(Stored entries)
===============

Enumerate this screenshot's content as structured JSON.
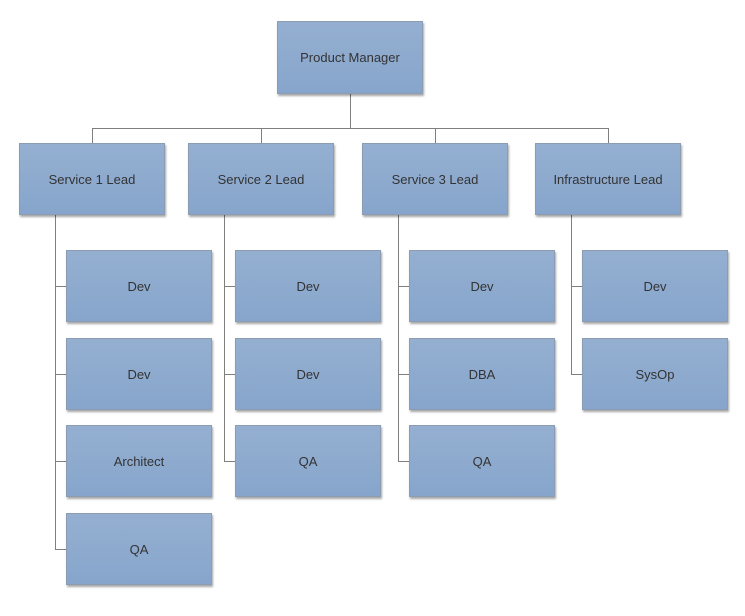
{
  "diagram": {
    "type": "org-chart",
    "root": {
      "label": "Product Manager"
    },
    "leads": [
      {
        "label": "Service 1 Lead",
        "reports": [
          "Dev",
          "Dev",
          "Architect",
          "QA"
        ]
      },
      {
        "label": "Service 2 Lead",
        "reports": [
          "Dev",
          "Dev",
          "QA"
        ]
      },
      {
        "label": "Service 3 Lead",
        "reports": [
          "Dev",
          "DBA",
          "QA"
        ]
      },
      {
        "label": "Infrastructure Lead",
        "reports": [
          "Dev",
          "SysOp"
        ]
      }
    ],
    "colors": {
      "box_fill": "#8faacd",
      "box_border": "#8c9db3",
      "connector": "#7f7f7f",
      "text": "#333333"
    }
  }
}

===============

YOUR OBJECTIVE: Set down every entry word for word, but omit the pictures.

WRITTEN ANSWER:
Enumerate this screenshot's content as structured JSON.
{
  "diagram": {
    "type": "org-chart",
    "root": {
      "label": "Product Manager"
    },
    "leads": [
      {
        "label": "Service 1 Lead",
        "reports": [
          "Dev",
          "Dev",
          "Architect",
          "QA"
        ]
      },
      {
        "label": "Service 2 Lead",
        "reports": [
          "Dev",
          "Dev",
          "QA"
        ]
      },
      {
        "label": "Service 3 Lead",
        "reports": [
          "Dev",
          "DBA",
          "QA"
        ]
      },
      {
        "label": "Infrastructure Lead",
        "reports": [
          "Dev",
          "SysOp"
        ]
      }
    ],
    "colors": {
      "box_fill": "#8faacd",
      "box_border": "#8c9db3",
      "connector": "#7f7f7f",
      "text": "#333333"
    }
  }
}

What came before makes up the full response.